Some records

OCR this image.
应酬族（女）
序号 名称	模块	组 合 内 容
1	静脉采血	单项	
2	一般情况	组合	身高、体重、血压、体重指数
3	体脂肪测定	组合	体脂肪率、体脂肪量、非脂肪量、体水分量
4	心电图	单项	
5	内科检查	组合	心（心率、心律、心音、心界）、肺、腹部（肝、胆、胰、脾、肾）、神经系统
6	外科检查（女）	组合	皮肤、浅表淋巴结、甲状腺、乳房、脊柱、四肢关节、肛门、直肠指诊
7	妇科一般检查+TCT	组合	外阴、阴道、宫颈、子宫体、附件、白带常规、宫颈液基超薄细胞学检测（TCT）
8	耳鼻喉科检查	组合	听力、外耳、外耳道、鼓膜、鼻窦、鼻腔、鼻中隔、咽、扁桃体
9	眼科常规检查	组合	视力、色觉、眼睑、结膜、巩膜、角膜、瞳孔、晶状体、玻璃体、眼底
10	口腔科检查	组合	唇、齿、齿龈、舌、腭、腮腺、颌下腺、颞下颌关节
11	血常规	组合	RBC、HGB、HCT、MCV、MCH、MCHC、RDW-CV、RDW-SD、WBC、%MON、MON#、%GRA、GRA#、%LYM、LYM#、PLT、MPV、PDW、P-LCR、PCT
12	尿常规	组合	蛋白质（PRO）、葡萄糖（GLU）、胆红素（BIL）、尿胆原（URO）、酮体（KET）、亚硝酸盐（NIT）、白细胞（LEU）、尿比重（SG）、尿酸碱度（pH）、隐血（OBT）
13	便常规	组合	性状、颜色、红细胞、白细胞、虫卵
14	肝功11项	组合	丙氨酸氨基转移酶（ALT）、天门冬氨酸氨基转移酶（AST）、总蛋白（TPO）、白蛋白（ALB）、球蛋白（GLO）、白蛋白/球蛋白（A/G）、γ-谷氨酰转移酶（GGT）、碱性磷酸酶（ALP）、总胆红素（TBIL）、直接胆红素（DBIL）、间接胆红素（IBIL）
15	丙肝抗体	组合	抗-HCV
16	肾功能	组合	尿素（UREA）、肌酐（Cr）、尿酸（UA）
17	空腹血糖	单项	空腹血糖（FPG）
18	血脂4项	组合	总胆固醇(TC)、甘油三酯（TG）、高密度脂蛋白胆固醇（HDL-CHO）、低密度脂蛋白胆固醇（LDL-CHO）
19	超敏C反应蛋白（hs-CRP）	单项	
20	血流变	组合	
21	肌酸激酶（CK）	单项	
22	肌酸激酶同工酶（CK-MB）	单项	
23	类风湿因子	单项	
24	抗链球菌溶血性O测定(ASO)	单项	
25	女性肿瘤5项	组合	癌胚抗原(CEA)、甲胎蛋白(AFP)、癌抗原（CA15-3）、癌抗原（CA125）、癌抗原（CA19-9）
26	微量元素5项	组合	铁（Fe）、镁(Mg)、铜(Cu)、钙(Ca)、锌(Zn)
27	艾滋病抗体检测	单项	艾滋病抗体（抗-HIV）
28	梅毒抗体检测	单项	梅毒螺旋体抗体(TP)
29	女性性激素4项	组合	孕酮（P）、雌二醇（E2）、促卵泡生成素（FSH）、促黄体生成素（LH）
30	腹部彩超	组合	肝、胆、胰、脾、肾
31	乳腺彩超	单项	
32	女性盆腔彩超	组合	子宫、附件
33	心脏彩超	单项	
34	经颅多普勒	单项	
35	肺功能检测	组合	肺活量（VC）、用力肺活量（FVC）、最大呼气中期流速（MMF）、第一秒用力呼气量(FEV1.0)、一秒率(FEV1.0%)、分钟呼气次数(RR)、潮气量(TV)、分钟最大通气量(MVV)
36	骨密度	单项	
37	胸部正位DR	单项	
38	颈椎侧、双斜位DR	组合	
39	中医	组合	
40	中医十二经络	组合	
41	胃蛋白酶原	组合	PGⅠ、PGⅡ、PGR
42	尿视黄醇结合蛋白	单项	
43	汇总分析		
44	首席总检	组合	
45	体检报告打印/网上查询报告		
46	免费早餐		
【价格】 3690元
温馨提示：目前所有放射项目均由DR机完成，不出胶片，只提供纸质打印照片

_Set task_.
Copy out the data shown above without altering anything.

_Answer to this exercise_.
OCR this image.
应酬族（女）
序号 名称	模块	组 合 内 容
1	静脉采血	单项	
2	一般情况	组合	身高、体重、血压、体重指数
3	体脂肪测定	组合	体脂肪率、体脂肪量、非脂肪量、体水分量
4	心电图	单项	
5	内科检查	组合	心（心率、心律、心音、心界）、肺、腹部（肝、胆、胰、脾、肾）、神经系统
6	外科检查（女）	组合	皮肤、浅表淋巴结、甲状腺、乳房、脊柱、四肢关节、肛门、直肠指诊
7	妇科一般检查+TCT	组合	外阴、阴道、宫颈、子宫体、附件、白带常规、宫颈液基超薄细胞学检测（TCT）
8	耳鼻喉科检查	组合	听力、外耳、外耳道、鼓膜、鼻窦、鼻腔、鼻中隔、咽、扁桃体
9	眼科常规检查	组合	视力、色觉、眼睑、结膜、巩膜、角膜、瞳孔、晶状体、玻璃体、眼底
10	口腔科检查	组合	唇、齿、齿龈、舌、腭、腮腺、颌下腺、颞下颌关节
11	血常规	组合	RBC、HGB、HCT、MCV、MCH、MCHC、RDW-CV、RDW-SD、WBC、%MON、MON#、%GRA、GRA#、%LYM、LYM#、PLT、MPV、PDW、P-LCR、PCT
12	尿常规	组合	蛋白质（PRO）、葡萄糖（GLU）、胆红素（BIL）、尿胆原（URO）、酮体（KET）、亚硝酸盐（NIT）、白细胞（LEU）、尿比重（SG）、尿酸碱度（pH）、隐血（OBT）
13	便常规	组合	性状、颜色、红细胞、白细胞、虫卵
14	肝功11项	组合	丙氨酸氨基转移酶（ALT）、天门冬氨酸氨基转移酶（AST）、总蛋白（TPO）、白蛋白（ALB）、球蛋白（GLO）、白蛋白/球蛋白（A/G）、γ-谷氨酰转移酶（GGT）、碱性磷酸酶（ALP）、总胆红素（TBIL）、直接胆红素（DBIL）、间接胆红素（IBIL）
15	丙肝抗体	组合	抗-HCV
16	肾功能	组合	尿素（UREA）、肌酐（Cr）、尿酸（UA）
17	空腹血糖	单项	空腹血糖（FPG）
18	血脂4项	组合	总胆固醇(TC)、甘油三酯（TG）、高密度脂蛋白胆固醇（HDL-CHO）、低密度脂蛋白胆固醇（LDL-CHO）
19	超敏C反应蛋白（hs-CRP）	单项	
20	血流变	组合	
21	肌酸激酶（CK）	单项	
22	肌酸激酶同工酶（CK-MB）	单项	
23	类风湿因子	单项	
24	抗链球菌溶血性O测定(ASO)	单项	
25	女性肿瘤5项	组合	癌胚抗原(CEA)、甲胎蛋白(AFP)、癌抗原（CA15-3）、癌抗原（CA125）、癌抗原（CA19-9）
26	微量元素5项	组合	铁（Fe）、镁(Mg)、铜(Cu)、钙(Ca)、锌(Zn)
27	艾滋病抗体检测	单项	艾滋病抗体（抗-HIV）
28	梅毒抗体检测	单项	梅毒螺旋体抗体(TP)
29	女性性激素4项	组合	孕酮（P）、雌二醇（E2）、促卵泡生成素（FSH）、促黄体生成素（LH）
30	腹部彩超	组合	肝、胆、胰、脾、肾
31	乳腺彩超	单项	
32	女性盆腔彩超	组合	子宫、附件
33	心脏彩超	单项	
34	经颅多普勒	单项	
35	肺功能检测	组合	肺活量（VC）、用力肺活量（FVC）、最大呼气中期流速（MMF）、第一秒用力呼气量(FEV1.0)、一秒率(FEV1.0%)、分钟呼气次数(RR)、潮气量(TV)、分钟最大通气量(MVV)
36	骨密度	单项	
37	胸部正位DR	单项	
38	颈椎侧、双斜位DR	组合	
39	中医	组合	
40	中医十二经络	组合	
41	胃蛋白酶原	组合	PGⅠ、PGⅡ、PGR
42	尿视黄醇结合蛋白	单项	
43	汇总分析		
44	首席总检	组合	
45	体检报告打印/网上查询报告		
46	免费早餐		
【价格】 3690元
温馨提示：目前所有放射项目均由DR机完成，不出胶片，只提供纸质打印照片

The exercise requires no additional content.